Lista de tarefas:
1. Retorne da notícia sobre a nota da Ajufesp o trecho de "A Ajufesp (Associação" a "ameaçam a democracia.".
2. Na notícia sobre a nota da Ajufesp, o que a entidade afirma sobre as suspeitas levantadas contra o sistema eleitoral brasileiro?

Trecho apresentado:
***

Política / Transparência

Juízes federais de MS e SP falam em risco à democracia e repudiam manifestações por ‘voto impresso’

Magistrados defendem sistema eleitoral atual, atacado pelo presidente Jair Bolsonaro (sem partido) e seus apoiadores

Jones Mário Publicado em 29/07/2021, às 18h49

Sede da Justiça Federal em Mato Grosso do Sul
Sede da Justiça Federal em Mato Grosso do Sul - Divulgação/CNJ

A Ajufesp (Associação dos Juízes Federais de São Paulo e Mato Grosso do Sul) emitiu nota de repúdio, hoje (29), contra as manifestações favoráveis ao chamado “voto impresso”. Segunda a entidade, as suspeitas levantadas sobre o sistema eleitoral brasileiro são infundadas e ameaçam a democracia.

***

[Entradas de dados]
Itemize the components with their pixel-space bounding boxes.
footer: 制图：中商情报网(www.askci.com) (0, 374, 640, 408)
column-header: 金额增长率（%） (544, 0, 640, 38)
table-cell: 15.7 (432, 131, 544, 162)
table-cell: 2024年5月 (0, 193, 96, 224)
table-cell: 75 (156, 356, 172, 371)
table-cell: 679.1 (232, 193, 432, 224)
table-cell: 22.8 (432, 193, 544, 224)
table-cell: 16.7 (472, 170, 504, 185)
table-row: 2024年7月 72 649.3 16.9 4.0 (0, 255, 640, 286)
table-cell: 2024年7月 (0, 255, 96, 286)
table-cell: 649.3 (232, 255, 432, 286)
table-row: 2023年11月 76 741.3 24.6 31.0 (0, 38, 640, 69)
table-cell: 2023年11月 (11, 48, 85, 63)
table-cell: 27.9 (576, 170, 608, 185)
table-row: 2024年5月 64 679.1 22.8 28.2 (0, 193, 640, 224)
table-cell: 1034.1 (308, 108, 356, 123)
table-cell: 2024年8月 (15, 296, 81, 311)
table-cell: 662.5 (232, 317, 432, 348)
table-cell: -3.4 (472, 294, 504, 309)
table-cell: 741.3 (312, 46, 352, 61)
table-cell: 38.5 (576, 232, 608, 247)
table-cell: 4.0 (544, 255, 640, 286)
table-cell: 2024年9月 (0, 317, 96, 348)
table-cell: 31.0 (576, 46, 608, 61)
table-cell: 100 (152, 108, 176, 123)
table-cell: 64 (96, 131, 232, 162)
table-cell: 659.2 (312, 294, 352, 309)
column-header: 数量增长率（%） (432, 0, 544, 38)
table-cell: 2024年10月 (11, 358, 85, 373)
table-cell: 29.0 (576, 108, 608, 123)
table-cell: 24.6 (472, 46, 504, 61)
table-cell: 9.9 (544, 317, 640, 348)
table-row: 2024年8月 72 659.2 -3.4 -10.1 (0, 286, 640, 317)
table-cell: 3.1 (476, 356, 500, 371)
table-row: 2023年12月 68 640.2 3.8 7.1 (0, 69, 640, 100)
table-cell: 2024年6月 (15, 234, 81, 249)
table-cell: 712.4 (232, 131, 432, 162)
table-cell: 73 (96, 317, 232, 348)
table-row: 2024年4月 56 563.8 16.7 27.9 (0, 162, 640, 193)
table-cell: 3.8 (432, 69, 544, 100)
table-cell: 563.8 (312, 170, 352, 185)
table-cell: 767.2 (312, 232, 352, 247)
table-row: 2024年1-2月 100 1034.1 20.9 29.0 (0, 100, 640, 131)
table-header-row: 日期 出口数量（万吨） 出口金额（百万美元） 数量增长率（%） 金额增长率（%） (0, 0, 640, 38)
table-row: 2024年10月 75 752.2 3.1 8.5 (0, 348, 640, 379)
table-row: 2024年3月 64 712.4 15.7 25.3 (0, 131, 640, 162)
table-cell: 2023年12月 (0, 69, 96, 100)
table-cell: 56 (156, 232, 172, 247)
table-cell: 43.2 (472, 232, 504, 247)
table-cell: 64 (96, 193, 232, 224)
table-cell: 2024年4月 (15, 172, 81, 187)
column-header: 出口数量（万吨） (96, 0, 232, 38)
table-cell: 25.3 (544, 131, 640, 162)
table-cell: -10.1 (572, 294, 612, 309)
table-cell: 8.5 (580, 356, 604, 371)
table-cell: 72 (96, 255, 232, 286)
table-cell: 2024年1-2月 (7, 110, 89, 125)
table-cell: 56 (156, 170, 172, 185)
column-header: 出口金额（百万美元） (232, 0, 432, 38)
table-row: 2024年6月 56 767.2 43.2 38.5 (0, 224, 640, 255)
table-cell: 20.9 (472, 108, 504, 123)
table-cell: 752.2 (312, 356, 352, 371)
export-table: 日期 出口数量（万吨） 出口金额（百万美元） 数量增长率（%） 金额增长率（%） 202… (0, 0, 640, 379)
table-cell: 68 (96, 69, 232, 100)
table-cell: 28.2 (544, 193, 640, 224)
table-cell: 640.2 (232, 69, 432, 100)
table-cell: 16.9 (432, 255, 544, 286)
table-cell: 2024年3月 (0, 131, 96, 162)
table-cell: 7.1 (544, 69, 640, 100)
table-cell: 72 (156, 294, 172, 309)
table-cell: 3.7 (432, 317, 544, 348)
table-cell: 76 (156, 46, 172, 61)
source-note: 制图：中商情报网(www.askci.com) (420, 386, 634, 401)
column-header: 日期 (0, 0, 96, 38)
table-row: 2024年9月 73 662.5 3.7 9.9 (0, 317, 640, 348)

***

Soluções dos exercícios:
1.
A Ajufesp (Associação dos Juízes Federais de São Paulo e Mato Grosso do Sul) emitiu nota de repúdio, hoje (29), contra as manifestações favoráveis ao chamado “voto impresso”. Segunda a entidade, as suspeitas levantadas sobre o sistema eleitoral brasileiro são infundadas e ameaçam a democracia.

2. Que são infundadas e ameaçam a democracia.